### AIM OF THE TASK
Copy the data precisely, keeping every character.

### GIVEN RECORDS
"""
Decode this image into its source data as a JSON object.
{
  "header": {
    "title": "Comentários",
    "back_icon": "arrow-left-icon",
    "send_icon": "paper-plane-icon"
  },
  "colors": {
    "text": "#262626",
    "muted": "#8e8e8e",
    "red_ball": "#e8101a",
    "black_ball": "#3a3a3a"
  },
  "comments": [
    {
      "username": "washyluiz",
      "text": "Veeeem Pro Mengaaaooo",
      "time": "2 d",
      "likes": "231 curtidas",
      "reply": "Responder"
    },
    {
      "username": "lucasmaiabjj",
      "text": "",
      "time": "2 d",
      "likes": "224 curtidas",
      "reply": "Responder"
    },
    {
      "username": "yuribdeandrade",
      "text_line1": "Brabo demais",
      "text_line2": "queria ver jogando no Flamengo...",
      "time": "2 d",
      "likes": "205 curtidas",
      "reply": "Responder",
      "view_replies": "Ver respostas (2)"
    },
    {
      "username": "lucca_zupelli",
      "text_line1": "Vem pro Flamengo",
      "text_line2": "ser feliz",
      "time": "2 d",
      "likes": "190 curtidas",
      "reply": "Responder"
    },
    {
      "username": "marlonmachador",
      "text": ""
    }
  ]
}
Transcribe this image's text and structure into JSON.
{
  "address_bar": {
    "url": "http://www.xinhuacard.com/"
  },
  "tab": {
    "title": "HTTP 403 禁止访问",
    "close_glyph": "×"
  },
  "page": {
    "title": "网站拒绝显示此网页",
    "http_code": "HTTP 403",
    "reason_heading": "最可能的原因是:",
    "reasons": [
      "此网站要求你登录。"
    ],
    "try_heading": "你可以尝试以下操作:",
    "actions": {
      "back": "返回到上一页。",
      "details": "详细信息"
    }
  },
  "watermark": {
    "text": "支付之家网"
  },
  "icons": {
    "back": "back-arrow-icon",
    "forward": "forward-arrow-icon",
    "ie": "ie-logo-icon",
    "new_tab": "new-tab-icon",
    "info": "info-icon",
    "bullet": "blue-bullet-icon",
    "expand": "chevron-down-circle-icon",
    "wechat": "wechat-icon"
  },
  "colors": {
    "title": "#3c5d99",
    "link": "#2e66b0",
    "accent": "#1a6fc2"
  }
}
"""
### RESPONSE BELOW
Decode this image into its source data as a JSON object.
{
  "header": {
    "title": "Comentários",
    "back_icon": "arrow-left-icon",
    "send_icon": "paper-plane-icon"
  },
  "colors": {
    "text": "#262626",
    "muted": "#8e8e8e",
    "red_ball": "#e8101a",
    "black_ball": "#3a3a3a"
  },
  "comments": [
    {
      "username": "washyluiz",
      "text": "Veeeem Pro Mengaaaooo",
      "time": "2 d",
      "likes": "231 curtidas",
      "reply": "Responder"
    },
    {
      "username": "lucasmaiabjj",
      "text": "",
      "time": "2 d",
      "likes": "224 curtidas",
      "reply": "Responder"
    },
    {
      "username": "yuribdeandrade",
      "text_line1": "Brabo demais",
      "text_line2": "queria ver jogando no Flamengo...",
      "time": "2 d",
      "likes": "205 curtidas",
      "reply": "Responder",
      "view_replies": "Ver respostas (2)"
    },
    {
      "username": "lucca_zupelli",
      "text_line1": "Vem pro Flamengo",
      "text_line2": "ser feliz",
      "time": "2 d",
      "likes": "190 curtidas",
      "reply": "Responder"
    },
    {
      "username": "marlonmachador",
      "text": ""
    }
  ]
}
Transcribe this image's text and structure into JSON.
{
  "address_bar": {
    "url": "http://www.xinhuacard.com/"
  },
  "tab": {
    "title": "HTTP 403 禁止访问",
    "close_glyph": "×"
  },
  "page": {
    "title": "网站拒绝显示此网页",
    "http_code": "HTTP 403",
    "reason_heading": "最可能的原因是:",
    "reasons": [
      "此网站要求你登录。"
    ],
    "try_heading": "你可以尝试以下操作:",
    "actions": {
      "back": "返回到上一页。",
      "details": "详细信息"
    }
  },
  "watermark": {
    "text": "支付之家网"
  },
  "icons": {
    "back": "back-arrow-icon",
    "forward": "forward-arrow-icon",
    "ie": "ie-logo-icon",
    "new_tab": "new-tab-icon",
    "info": "info-icon",
    "bullet": "blue-bullet-icon",
    "expand": "chevron-down-circle-icon",
    "wechat": "wechat-icon"
  },
  "colors": {
    "title": "#3c5d99",
    "link": "#2e66b0",
    "accent": "#1a6fc2"
  }
}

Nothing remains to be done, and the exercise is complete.